Exercise prompt
Please continue the article below on musicians and hearing loss, starting after its last sentence.

Document passage
....

Musicians Suffer Higher Rate of Hearing Loss

Studies show that professional musicians are at significantly higher risk than non-musicians for hearing loss.(Photo: Travis Isaacs (Creative Commons/Flickr))
Studies show that professional musicians are at significantly higher risk than non-musicians for hearing loss.(Photo: Travis Isaacs (Creative Commons/Flickr))

Beethoven might still be the world’s most famous hearing-impaired musician, but he certainly wasn’t the only one.

One European study showed that professional musicians experience hearing loss at nearly four times the rate of non-musicians, according to Pacific Standard. The same study also claimed that musicians were far more likely than non-musicians to experience tinnitus (ringing in the ears).

Some researchers recommend that musicians perform with “in-ear devices” (ear plugs) and that shields be placed between instrumental sections in orchestras or bands to reduce the amount of noise that reaches the ear.

....

Records from a data source:

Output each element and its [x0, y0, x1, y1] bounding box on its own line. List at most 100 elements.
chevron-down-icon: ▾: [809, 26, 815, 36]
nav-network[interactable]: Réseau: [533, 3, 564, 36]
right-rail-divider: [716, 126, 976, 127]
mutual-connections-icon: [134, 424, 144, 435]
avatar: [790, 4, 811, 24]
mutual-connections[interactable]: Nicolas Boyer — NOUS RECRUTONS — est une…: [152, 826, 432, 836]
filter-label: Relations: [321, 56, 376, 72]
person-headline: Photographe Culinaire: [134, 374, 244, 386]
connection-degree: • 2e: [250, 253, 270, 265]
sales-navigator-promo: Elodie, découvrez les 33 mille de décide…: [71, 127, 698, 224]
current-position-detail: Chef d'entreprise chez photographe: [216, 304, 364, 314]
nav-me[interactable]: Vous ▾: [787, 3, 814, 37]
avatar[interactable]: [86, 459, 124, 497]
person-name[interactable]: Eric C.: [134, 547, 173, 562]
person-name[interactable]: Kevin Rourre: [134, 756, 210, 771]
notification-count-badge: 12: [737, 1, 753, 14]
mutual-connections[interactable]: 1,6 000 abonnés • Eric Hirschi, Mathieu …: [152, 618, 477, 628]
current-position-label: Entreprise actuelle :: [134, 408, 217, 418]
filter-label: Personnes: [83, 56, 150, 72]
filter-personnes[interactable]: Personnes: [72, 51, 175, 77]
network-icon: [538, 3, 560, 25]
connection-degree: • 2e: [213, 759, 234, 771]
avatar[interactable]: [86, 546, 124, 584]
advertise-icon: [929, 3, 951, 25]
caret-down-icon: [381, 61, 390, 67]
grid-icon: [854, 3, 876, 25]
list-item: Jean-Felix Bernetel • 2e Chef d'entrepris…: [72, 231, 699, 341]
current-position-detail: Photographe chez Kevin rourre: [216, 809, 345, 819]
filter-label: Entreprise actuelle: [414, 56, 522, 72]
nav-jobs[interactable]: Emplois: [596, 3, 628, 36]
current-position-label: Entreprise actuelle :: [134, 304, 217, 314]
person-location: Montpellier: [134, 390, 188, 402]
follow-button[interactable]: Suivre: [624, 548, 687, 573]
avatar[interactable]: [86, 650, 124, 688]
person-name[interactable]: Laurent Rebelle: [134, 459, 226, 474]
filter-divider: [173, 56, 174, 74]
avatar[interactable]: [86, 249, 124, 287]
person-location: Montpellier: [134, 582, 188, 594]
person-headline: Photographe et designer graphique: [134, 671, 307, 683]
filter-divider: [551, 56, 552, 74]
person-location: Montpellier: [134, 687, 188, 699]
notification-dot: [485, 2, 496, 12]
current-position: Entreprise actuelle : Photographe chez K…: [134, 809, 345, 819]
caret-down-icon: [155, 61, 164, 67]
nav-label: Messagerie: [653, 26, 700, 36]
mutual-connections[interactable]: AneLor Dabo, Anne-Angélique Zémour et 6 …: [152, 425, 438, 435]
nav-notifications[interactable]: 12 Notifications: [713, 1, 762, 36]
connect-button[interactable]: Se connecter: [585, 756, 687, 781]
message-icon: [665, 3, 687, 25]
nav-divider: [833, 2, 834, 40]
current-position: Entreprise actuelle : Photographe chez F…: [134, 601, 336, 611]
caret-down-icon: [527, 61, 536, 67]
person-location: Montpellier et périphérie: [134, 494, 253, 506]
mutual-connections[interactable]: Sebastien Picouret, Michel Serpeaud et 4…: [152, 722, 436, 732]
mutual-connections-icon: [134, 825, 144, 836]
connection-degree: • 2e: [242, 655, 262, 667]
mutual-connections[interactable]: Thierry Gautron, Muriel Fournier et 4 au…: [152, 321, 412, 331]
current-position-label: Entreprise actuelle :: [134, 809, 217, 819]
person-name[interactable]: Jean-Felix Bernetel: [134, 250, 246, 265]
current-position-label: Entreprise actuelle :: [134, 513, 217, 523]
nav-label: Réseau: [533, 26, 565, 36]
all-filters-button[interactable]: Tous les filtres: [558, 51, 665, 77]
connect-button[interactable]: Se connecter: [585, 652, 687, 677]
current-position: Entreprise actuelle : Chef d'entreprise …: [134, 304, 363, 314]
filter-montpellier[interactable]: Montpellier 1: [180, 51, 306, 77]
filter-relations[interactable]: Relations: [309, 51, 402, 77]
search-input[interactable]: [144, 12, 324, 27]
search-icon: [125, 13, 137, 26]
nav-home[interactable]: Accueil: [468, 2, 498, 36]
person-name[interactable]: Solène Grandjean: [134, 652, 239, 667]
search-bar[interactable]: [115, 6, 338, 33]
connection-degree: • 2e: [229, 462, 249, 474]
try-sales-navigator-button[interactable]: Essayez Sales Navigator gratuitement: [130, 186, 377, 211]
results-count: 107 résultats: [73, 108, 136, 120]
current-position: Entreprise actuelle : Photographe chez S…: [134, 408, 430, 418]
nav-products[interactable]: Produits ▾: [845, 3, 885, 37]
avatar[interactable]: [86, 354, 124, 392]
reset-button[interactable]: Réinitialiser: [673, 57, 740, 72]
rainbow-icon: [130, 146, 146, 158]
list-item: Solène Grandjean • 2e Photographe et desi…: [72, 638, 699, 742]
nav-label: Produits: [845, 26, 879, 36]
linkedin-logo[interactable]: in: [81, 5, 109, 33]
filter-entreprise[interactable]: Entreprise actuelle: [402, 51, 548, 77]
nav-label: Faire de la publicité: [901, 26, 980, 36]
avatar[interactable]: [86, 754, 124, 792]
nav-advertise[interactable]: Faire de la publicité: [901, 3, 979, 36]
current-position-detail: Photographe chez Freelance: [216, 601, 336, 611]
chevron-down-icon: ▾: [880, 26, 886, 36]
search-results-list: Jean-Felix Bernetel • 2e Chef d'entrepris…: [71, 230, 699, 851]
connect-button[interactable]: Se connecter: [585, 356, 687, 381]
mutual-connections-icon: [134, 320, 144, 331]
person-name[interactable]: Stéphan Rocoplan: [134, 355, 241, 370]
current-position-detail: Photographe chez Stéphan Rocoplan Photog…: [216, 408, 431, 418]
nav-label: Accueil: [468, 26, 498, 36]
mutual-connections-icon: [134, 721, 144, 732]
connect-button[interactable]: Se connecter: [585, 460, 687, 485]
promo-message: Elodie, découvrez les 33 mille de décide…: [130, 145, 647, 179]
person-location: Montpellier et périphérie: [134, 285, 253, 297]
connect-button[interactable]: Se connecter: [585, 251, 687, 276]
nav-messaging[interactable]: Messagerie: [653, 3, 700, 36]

....

Result of the task
As significant a risk factor for hearing impairment as performing music may be, some classical musicians have been able to continue their careers despite suffering hearing loss. Beethoven, again, managed to compose some of the world’s most adventuresome and enduring music in almost total deafness. Ralph Vaughan Williams suffered hearing loss during this most productive years as a composer. Percussionist Dame Evelyn Glennie, profoundly deaf since age 12, remains one of the world’s foremost percussionists.